> _Problem statement_
Reproduce all records verbatim.

> _Listed entries_
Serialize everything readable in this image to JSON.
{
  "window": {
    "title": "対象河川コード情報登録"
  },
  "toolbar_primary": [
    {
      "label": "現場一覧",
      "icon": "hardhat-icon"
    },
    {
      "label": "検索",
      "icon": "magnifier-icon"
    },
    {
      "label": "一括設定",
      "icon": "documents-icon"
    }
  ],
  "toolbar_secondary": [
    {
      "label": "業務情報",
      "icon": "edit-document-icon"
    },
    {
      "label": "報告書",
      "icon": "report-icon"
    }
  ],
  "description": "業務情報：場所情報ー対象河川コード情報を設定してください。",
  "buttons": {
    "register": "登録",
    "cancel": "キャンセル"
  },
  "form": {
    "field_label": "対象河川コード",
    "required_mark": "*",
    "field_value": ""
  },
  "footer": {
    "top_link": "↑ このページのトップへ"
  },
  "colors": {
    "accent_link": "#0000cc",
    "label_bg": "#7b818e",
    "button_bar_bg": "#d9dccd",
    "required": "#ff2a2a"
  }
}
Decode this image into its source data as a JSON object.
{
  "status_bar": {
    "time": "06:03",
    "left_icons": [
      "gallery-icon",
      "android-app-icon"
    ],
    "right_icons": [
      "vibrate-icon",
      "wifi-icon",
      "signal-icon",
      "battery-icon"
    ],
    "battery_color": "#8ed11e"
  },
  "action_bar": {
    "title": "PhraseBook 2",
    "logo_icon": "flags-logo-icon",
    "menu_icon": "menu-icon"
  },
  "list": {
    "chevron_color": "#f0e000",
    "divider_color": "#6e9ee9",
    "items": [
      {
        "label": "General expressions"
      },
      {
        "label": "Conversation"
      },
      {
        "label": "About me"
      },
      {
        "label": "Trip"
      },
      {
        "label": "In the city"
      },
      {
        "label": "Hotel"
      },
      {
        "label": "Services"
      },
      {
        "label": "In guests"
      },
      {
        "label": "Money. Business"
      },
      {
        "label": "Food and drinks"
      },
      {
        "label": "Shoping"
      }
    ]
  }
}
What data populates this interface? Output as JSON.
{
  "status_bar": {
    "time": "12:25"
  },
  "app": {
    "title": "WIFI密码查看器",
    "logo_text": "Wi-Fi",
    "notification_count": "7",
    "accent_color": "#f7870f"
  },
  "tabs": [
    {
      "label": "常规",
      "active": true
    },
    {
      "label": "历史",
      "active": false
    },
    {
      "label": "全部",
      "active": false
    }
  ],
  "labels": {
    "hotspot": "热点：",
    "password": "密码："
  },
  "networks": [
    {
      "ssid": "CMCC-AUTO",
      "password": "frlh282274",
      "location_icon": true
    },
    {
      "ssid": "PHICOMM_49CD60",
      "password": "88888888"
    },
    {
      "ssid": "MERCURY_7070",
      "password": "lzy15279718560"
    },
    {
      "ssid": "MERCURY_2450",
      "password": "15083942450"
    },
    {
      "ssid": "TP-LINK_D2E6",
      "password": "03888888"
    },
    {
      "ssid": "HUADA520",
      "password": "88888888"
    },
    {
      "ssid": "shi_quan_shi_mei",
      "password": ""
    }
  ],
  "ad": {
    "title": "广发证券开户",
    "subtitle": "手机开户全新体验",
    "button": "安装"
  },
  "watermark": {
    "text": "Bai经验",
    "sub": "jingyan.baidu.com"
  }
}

> _Answer to the task_
Serialize everything readable in this image to JSON.
{
  "window": {
    "title": "対象河川コード情報登録"
  },
  "toolbar_primary": [
    {
      "label": "現場一覧",
      "icon": "hardhat-icon"
    },
    {
      "label": "検索",
      "icon": "magnifier-icon"
    },
    {
      "label": "一括設定",
      "icon": "documents-icon"
    }
  ],
  "toolbar_secondary": [
    {
      "label": "業務情報",
      "icon": "edit-document-icon"
    },
    {
      "label": "報告書",
      "icon": "report-icon"
    }
  ],
  "description": "業務情報：場所情報ー対象河川コード情報を設定してください。",
  "buttons": {
    "register": "登録",
    "cancel": "キャンセル"
  },
  "form": {
    "field_label": "対象河川コード",
    "required_mark": "*",
    "field_value": ""
  },
  "footer": {
    "top_link": "↑ このページのトップへ"
  },
  "colors": {
    "accent_link": "#0000cc",
    "label_bg": "#7b818e",
    "button_bar_bg": "#d9dccd",
    "required": "#ff2a2a"
  }
}
Decode this image into its source data as a JSON object.
{
  "status_bar": {
    "time": "06:03",
    "left_icons": [
      "gallery-icon",
      "android-app-icon"
    ],
    "right_icons": [
      "vibrate-icon",
      "wifi-icon",
      "signal-icon",
      "battery-icon"
    ],
    "battery_color": "#8ed11e"
  },
  "action_bar": {
    "title": "PhraseBook 2",
    "logo_icon": "flags-logo-icon",
    "menu_icon": "menu-icon"
  },
  "list": {
    "chevron_color": "#f0e000",
    "divider_color": "#6e9ee9",
    "items": [
      {
        "label": "General expressions"
      },
      {
        "label": "Conversation"
      },
      {
        "label": "About me"
      },
      {
        "label": "Trip"
      },
      {
        "label": "In the city"
      },
      {
        "label": "Hotel"
      },
      {
        "label": "Services"
      },
      {
        "label": "In guests"
      },
      {
        "label": "Money. Business"
      },
      {
        "label": "Food and drinks"
      },
      {
        "label": "Shoping"
      }
    ]
  }
}
What data populates this interface? Output as JSON.
{
  "status_bar": {
    "time": "12:25"
  },
  "app": {
    "title": "WIFI密码查看器",
    "logo_text": "Wi-Fi",
    "notification_count": "7",
    "accent_color": "#f7870f"
  },
  "tabs": [
    {
      "label": "常规",
      "active": true
    },
    {
      "label": "历史",
      "active": false
    },
    {
      "label": "全部",
      "active": false
    }
  ],
  "labels": {
    "hotspot": "热点：",
    "password": "密码："
  },
  "networks": [
    {
      "ssid": "CMCC-AUTO",
      "password": "frlh282274",
      "location_icon": true
    },
    {
      "ssid": "PHICOMM_49CD60",
      "password": "88888888"
    },
    {
      "ssid": "MERCURY_7070",
      "password": "lzy15279718560"
    },
    {
      "ssid": "MERCURY_2450",
      "password": "15083942450"
    },
    {
      "ssid": "TP-LINK_D2E6",
      "password": "03888888"
    },
    {
      "ssid": "HUADA520",
      "password": "88888888"
    },
    {
      "ssid": "shi_quan_shi_mei",
      "password": ""
    }
  ],
  "ad": {
    "title": "广发证券开户",
    "subtitle": "手机开户全新体验",
    "button": "安装"
  },
  "watermark": {
    "text": "Bai经验",
    "sub": "jingyan.baidu.com"
  }
}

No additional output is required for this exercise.